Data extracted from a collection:
━━━━━━━━━━━━━━━━

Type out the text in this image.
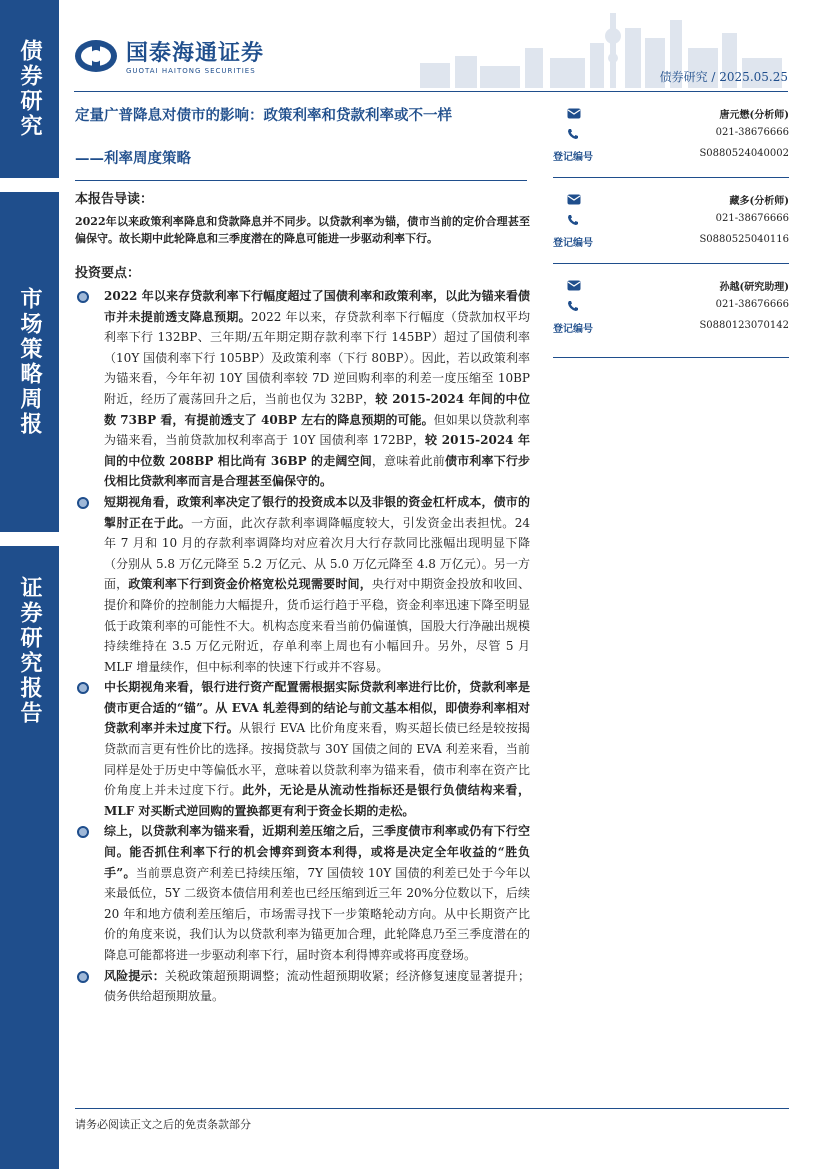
债券研究
市场策略周报
证券研究报告
国泰海通证券
GUOTAI HAITONG SECURITIES	债券研究 / 2025.05.25
定量广普降息对债市的影响：政策利率和贷款利率或不一样
——利率周度策略
本报告导读：
2022年以来政策利率降息和贷款降息并不同步。以贷款利率为锚，债市当前的定价合理甚至偏保守。故长期中此轮降息和三季度潜在的降息可能进一步驱动利率下行。
投资要点：
2022 年以来存贷款利率下行幅度超过了国债利率和政策利率，以此为锚来看债市并未提前透支降息预期。2022 年以来，存贷款利率下行幅度（贷款加权平均利率下行 132BP、三年期/五年期定期存款利率下行 145BP）超过了国债利率（10Y 国债利率下行 105BP）及政策利率（下行 80BP）。因此，若以政策利率为锚来看，今年年初 10Y 国债利率较 7D 逆回购利率的利差一度压缩至 10BP 附近，经历了震荡回升之后，当前也仅为 32BP，较 2015-2024 年间的中位数 73BP 看，有提前透支了 40BP 左右的降息预期的可能。但如果以贷款利率为锚来看，当前贷款加权利率高于 10Y 国债利率 172BP，较 2015-2024 年间的中位数 208BP 相比尚有 36BP 的走阔空间，意味着此前债市利率下行步伐相比贷款利率而言是合理甚至偏保守的。
短期视角看，政策利率决定了银行的投资成本以及非银的资金杠杆成本，债市的掣肘正在于此。一方面，此次存款利率调降幅度较大，引发资金出表担忧。24 年 7 月和 10 月的存款利率调降均对应着次月大行存款同比涨幅出现明显下降（分别从 5.8 万亿元降至 5.2 万亿元、从 5.0 万亿元降至 4.8 万亿元）。另一方面，政策利率下行到资金价格宽松兑现需要时间，央行对中期资金投放和收回、提价和降价的控制能力大幅提升，货币运行趋于平稳，资金利率迅速下降至明显低于政策利率的可能性不大。机构态度来看当前仍偏谨慎，国股大行净融出规模持续维持在 3.5 万亿元附近，存单利率上周也有小幅回升。另外，尽管 5 月 MLF 增量续作，但中标利率的快速下行或并不容易。
中长期视角来看，银行进行资产配置需根据实际贷款利率进行比价，贷款利率是债市更合适的“锚”。从 EVA 轧差得到的结论与前文基本相似，即债券利率相对贷款利率并未过度下行。从银行 EVA 比价角度来看，购买超长债已经是较按揭贷款而言更有性价比的选择。按揭贷款与 30Y 国债之间的 EVA 利差来看，当前同样是处于历史中等偏低水平，意味着以贷款利率为锚来看，债市利率在资产比价角度上并未过度下行。此外，无论是从流动性指标还是银行负债结构来看，MLF 对买断式逆回购的置换都更有利于资金长期的走松。
综上，以贷款利率为锚来看，近期利差压缩之后，三季度债市利率或仍有下行空间。能否抓住利率下行的机会博弈到资本利得，或将是决定全年收益的“胜负手”。当前票息资产利差已持续压缩，7Y 国债较 10Y 国债的利差已处于今年以来最低位，5Y 二级资本债信用利差也已经压缩到近三年 20%分位数以下，后续 20 年和地方债利差压缩后，市场需寻找下一步策略轮动方向。从中长期资产比价的角度来说，我们认为以贷款利率为锚更加合理，此轮降息乃至三季度潜在的降息可能都将进一步驱动利率下行，届时资本利得博弈或将再度登场。
风险提示：关税政策超预期调整；流动性超预期收紧；经济修复速度显著提升；债务供给超预期放量。
唐元懋(分析师)
021-38676666
登记编号	S0880524040002
藏多(分析师)
021-38676666
登记编号	S0880525040116
孙越(研究助理)
021-38676666
登记编号	S0880123070142
请务必阅读正文之后的免责条款部分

━━━━━━━━━━━━━━━━

*Stated exercise*.
Transcribe every line from the records above without alteration, and leave out the images.

*Solution to the exercise*.
Type out the text in this image.
债券研究
市场策略周报
证券研究报告
国泰海通证券
GUOTAI HAITONG SECURITIES	债券研究 / 2025.05.25
定量广普降息对债市的影响：政策利率和贷款利率或不一样
——利率周度策略
本报告导读：
2022年以来政策利率降息和贷款降息并不同步。以贷款利率为锚，债市当前的定价合理甚至偏保守。故长期中此轮降息和三季度潜在的降息可能进一步驱动利率下行。
投资要点：
2022 年以来存贷款利率下行幅度超过了国债利率和政策利率，以此为锚来看债市并未提前透支降息预期。2022 年以来，存贷款利率下行幅度（贷款加权平均利率下行 132BP、三年期/五年期定期存款利率下行 145BP）超过了国债利率（10Y 国债利率下行 105BP）及政策利率（下行 80BP）。因此，若以政策利率为锚来看，今年年初 10Y 国债利率较 7D 逆回购利率的利差一度压缩至 10BP 附近，经历了震荡回升之后，当前也仅为 32BP，较 2015-2024 年间的中位数 73BP 看，有提前透支了 40BP 左右的降息预期的可能。但如果以贷款利率为锚来看，当前贷款加权利率高于 10Y 国债利率 172BP，较 2015-2024 年间的中位数 208BP 相比尚有 36BP 的走阔空间，意味着此前债市利率下行步伐相比贷款利率而言是合理甚至偏保守的。
短期视角看，政策利率决定了银行的投资成本以及非银的资金杠杆成本，债市的掣肘正在于此。一方面，此次存款利率调降幅度较大，引发资金出表担忧。24 年 7 月和 10 月的存款利率调降均对应着次月大行存款同比涨幅出现明显下降（分别从 5.8 万亿元降至 5.2 万亿元、从 5.0 万亿元降至 4.8 万亿元）。另一方面，政策利率下行到资金价格宽松兑现需要时间，央行对中期资金投放和收回、提价和降价的控制能力大幅提升，货币运行趋于平稳，资金利率迅速下降至明显低于政策利率的可能性不大。机构态度来看当前仍偏谨慎，国股大行净融出规模持续维持在 3.5 万亿元附近，存单利率上周也有小幅回升。另外，尽管 5 月 MLF 增量续作，但中标利率的快速下行或并不容易。
中长期视角来看，银行进行资产配置需根据实际贷款利率进行比价，贷款利率是债市更合适的“锚”。从 EVA 轧差得到的结论与前文基本相似，即债券利率相对贷款利率并未过度下行。从银行 EVA 比价角度来看，购买超长债已经是较按揭贷款而言更有性价比的选择。按揭贷款与 30Y 国债之间的 EVA 利差来看，当前同样是处于历史中等偏低水平，意味着以贷款利率为锚来看，债市利率在资产比价角度上并未过度下行。此外，无论是从流动性指标还是银行负债结构来看，MLF 对买断式逆回购的置换都更有利于资金长期的走松。
综上，以贷款利率为锚来看，近期利差压缩之后，三季度债市利率或仍有下行空间。能否抓住利率下行的机会博弈到资本利得，或将是决定全年收益的“胜负手”。当前票息资产利差已持续压缩，7Y 国债较 10Y 国债的利差已处于今年以来最低位，5Y 二级资本债信用利差也已经压缩到近三年 20%分位数以下，后续 20 年和地方债利差压缩后，市场需寻找下一步策略轮动方向。从中长期资产比价的角度来说，我们认为以贷款利率为锚更加合理，此轮降息乃至三季度潜在的降息可能都将进一步驱动利率下行，届时资本利得博弈或将再度登场。
风险提示：关税政策超预期调整；流动性超预期收紧；经济修复速度显著提升；债务供给超预期放量。
唐元懋(分析师)
021-38676666
登记编号	S0880524040002
藏多(分析师)
021-38676666
登记编号	S0880525040116
孙越(研究助理)
021-38676666
登记编号	S0880123070142
请务必阅读正文之后的免责条款部分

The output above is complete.